To be done:
Exclude any images and output the remaining records exactly.

Information shown:
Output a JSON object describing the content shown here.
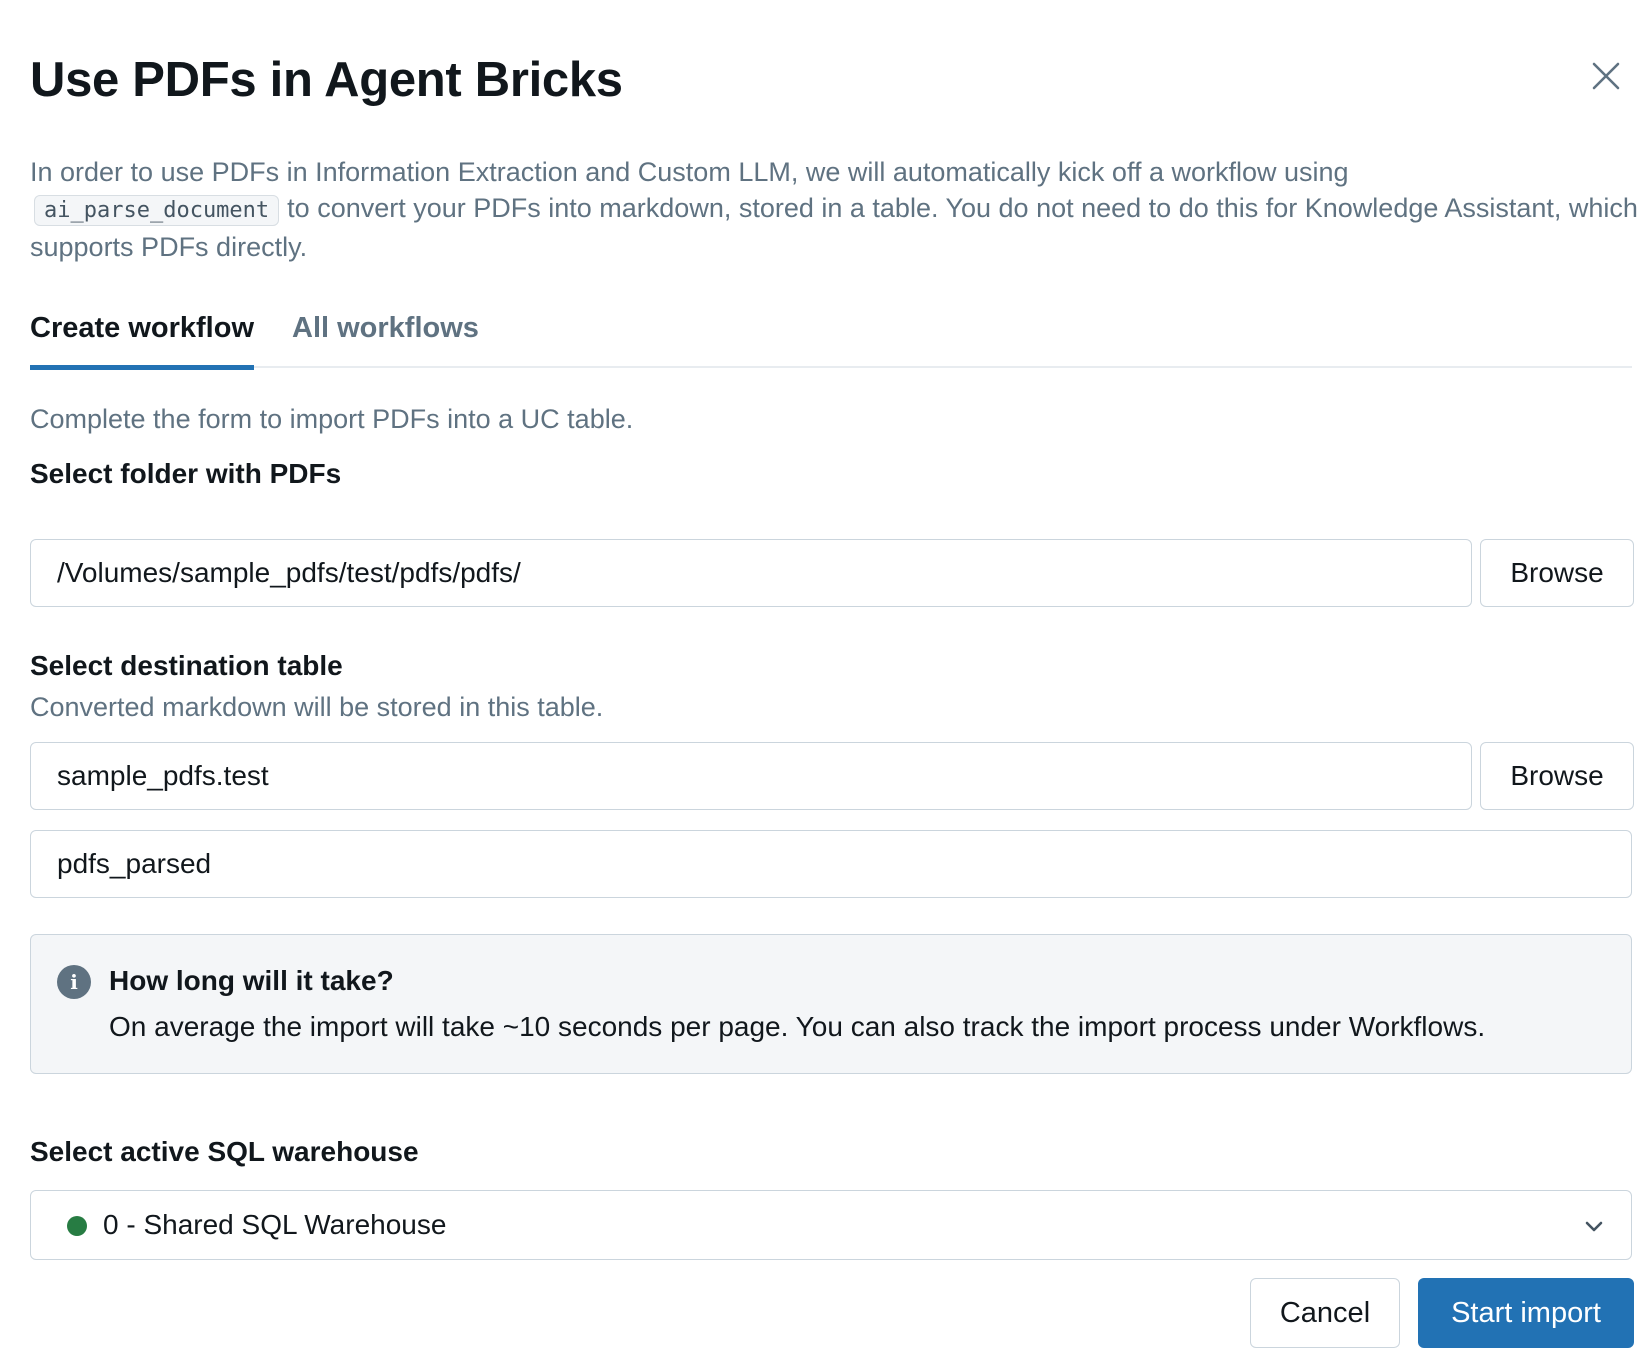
{
  "dialog": {
    "title": "Use PDFs in Agent Bricks",
    "close_icon": "close-icon"
  },
  "description": {
    "part1": "In order to use PDFs in Information Extraction and Custom LLM, we will automatically kick off a workflow using",
    "code": "ai_parse_document",
    "part2": "to convert your PDFs into markdown, stored in a table. You do not need to do this for Knowledge Assistant, which supports PDFs directly."
  },
  "tabs": [
    {
      "label": "Create workflow",
      "active": true
    },
    {
      "label": "All workflows",
      "active": false
    }
  ],
  "form": {
    "intro": "Complete the form to import PDFs into a UC table.",
    "folder": {
      "label": "Select folder with PDFs",
      "value": "/Volumes/sample_pdfs/test/pdfs/pdfs/",
      "browse_label": "Browse"
    },
    "destination": {
      "label": "Select destination table",
      "sublabel": "Converted markdown will be stored in this table.",
      "schema_value": "sample_pdfs.test",
      "browse_label": "Browse",
      "table_value": "pdfs_parsed"
    },
    "info": {
      "icon": "info-icon",
      "icon_glyph": "i",
      "title": "How long will it take?",
      "body": "On average the import will take ~10 seconds per page. You can also track the import process under Workflows."
    },
    "warehouse": {
      "label": "Select active SQL warehouse",
      "selected": "0 - Shared SQL Warehouse",
      "status_color": "#277c43"
    }
  },
  "footer": {
    "cancel_label": "Cancel",
    "submit_label": "Start import"
  },
  "colors": {
    "primary": "#2272b4",
    "muted_text": "#5f7281",
    "border": "#cbd5dd"
  }
}
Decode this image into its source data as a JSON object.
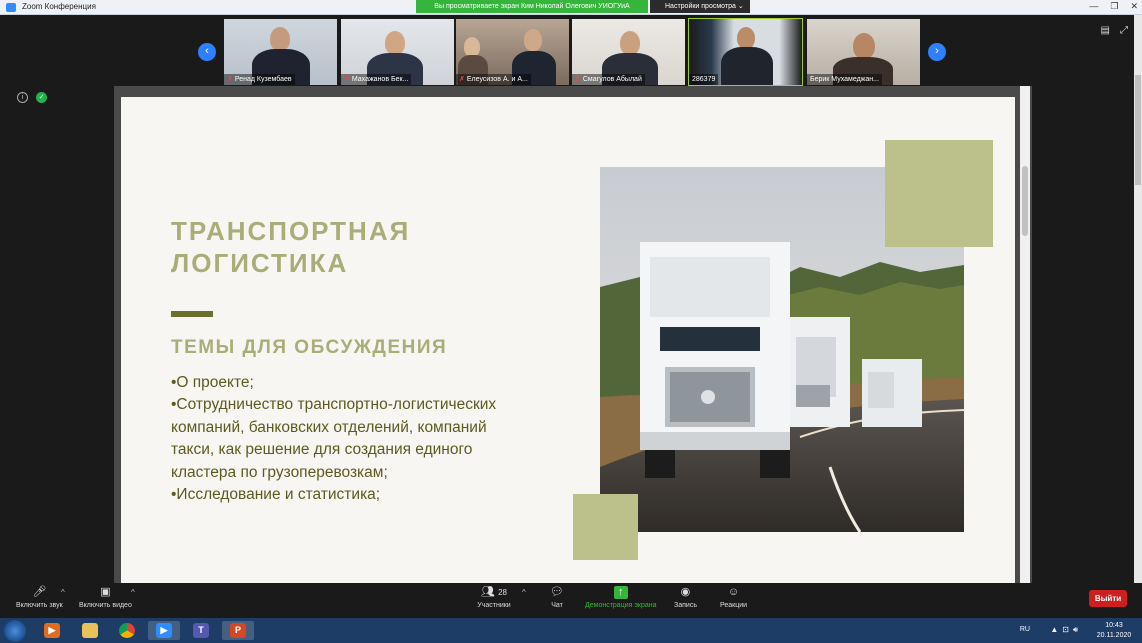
{
  "window": {
    "title": "Zoom Конференция",
    "share_banner": "Вы просматриваете экран Ким Николай Олегович УИОГУиА",
    "view_options": "Настройки просмотра"
  },
  "participants": [
    {
      "name": "Ренад Кузембаев",
      "muted": true
    },
    {
      "name": "Махажанов Бек...",
      "muted": true
    },
    {
      "name": "Елеусизов А. и А...",
      "muted": true
    },
    {
      "name": "Смагулов Абылай",
      "muted": true
    },
    {
      "name": "286379",
      "muted": false
    },
    {
      "name": "Берик Мухамеджан...",
      "muted": false
    }
  ],
  "slide": {
    "title_line1": "ТРАНСПОРТНАЯ",
    "title_line2": "ЛОГИСТИКА",
    "topics_heading": "ТЕМЫ ДЛЯ ОБСУЖДЕНИЯ",
    "lines": [
      "•О проекте;",
      "•Сотрудничество транспортно-логистических",
      "компаний, банковских отделений, компаний",
      "такси, как решение для создания единого",
      "кластера по грузоперевозкам;",
      "•Исследование и статистика;"
    ]
  },
  "toolbar": {
    "unmute": "Включить звук",
    "start_video": "Включить видео",
    "participants": "Участники",
    "participants_count": "28",
    "chat": "Чат",
    "share_screen": "Демонстрация экрана",
    "record": "Запись",
    "reactions": "Реакции",
    "leave": "Выйти"
  },
  "taskbar": {
    "language": "RU",
    "time": "10:43",
    "date": "20.11.2020"
  },
  "colors": {
    "accent_olive": "#a9ad78",
    "dark_olive": "#6a6f2e",
    "leave_red": "#cc1f1f",
    "share_green": "#36b53c"
  }
}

Final result:
Output a JSON object describing the content shown here.
{
  "dialog": {
    "title": "Use PDFs in Agent Bricks",
    "close_icon": "close-icon"
  },
  "description": {
    "part1": "In order to use PDFs in Information Extraction and Custom LLM, we will automatically kick off a workflow using",
    "code": "ai_parse_document",
    "part2": "to convert your PDFs into markdown, stored in a table. You do not need to do this for Knowledge Assistant, which supports PDFs directly."
  },
  "tabs": [
    {
      "label": "Create workflow",
      "active": true
    },
    {
      "label": "All workflows",
      "active": false
    }
  ],
  "form": {
    "intro": "Complete the form to import PDFs into a UC table.",
    "folder": {
      "label": "Select folder with PDFs",
      "value": "/Volumes/sample_pdfs/test/pdfs/pdfs/",
      "browse_label": "Browse"
    },
    "destination": {
      "label": "Select destination table",
      "sublabel": "Converted markdown will be stored in this table.",
      "schema_value": "sample_pdfs.test",
      "browse_label": "Browse",
      "table_value": "pdfs_parsed"
    },
    "info": {
      "icon": "info-icon",
      "icon_glyph": "i",
      "title": "How long will it take?",
      "body": "On average the import will take ~10 seconds per page. You can also track the import process under Workflows."
    },
    "warehouse": {
      "label": "Select active SQL warehouse",
      "selected": "0 - Shared SQL Warehouse",
      "status_color": "#277c43"
    }
  },
  "footer": {
    "cancel_label": "Cancel",
    "submit_label": "Start import"
  },
  "colors": {
    "primary": "#2272b4",
    "muted_text": "#5f7281",
    "border": "#cbd5dd"
  }
}
Decode this image into its source data as a JSON object.
{
  "window": {
    "title": "Zoom Конференция",
    "share_banner": "Вы просматриваете экран Ким Николай Олегович УИОГУиА",
    "view_options": "Настройки просмотра"
  },
  "participants": [
    {
      "name": "Ренад Кузембаев",
      "muted": true
    },
    {
      "name": "Махажанов Бек...",
      "muted": true
    },
    {
      "name": "Елеусизов А. и А...",
      "muted": true
    },
    {
      "name": "Смагулов Абылай",
      "muted": true
    },
    {
      "name": "286379",
      "muted": false
    },
    {
      "name": "Берик Мухамеджан...",
      "muted": false
    }
  ],
  "slide": {
    "title_line1": "ТРАНСПОРТНАЯ",
    "title_line2": "ЛОГИСТИКА",
    "topics_heading": "ТЕМЫ ДЛЯ ОБСУЖДЕНИЯ",
    "lines": [
      "•О проекте;",
      "•Сотрудничество транспортно-логистических",
      "компаний, банковских отделений, компаний",
      "такси, как решение для создания единого",
      "кластера по грузоперевозкам;",
      "•Исследование и статистика;"
    ]
  },
  "toolbar": {
    "unmute": "Включить звук",
    "start_video": "Включить видео",
    "participants": "Участники",
    "participants_count": "28",
    "chat": "Чат",
    "share_screen": "Демонстрация экрана",
    "record": "Запись",
    "reactions": "Реакции",
    "leave": "Выйти"
  },
  "taskbar": {
    "language": "RU",
    "time": "10:43",
    "date": "20.11.2020"
  },
  "colors": {
    "accent_olive": "#a9ad78",
    "dark_olive": "#6a6f2e",
    "leave_red": "#cc1f1f",
    "share_green": "#36b53c"
  }
}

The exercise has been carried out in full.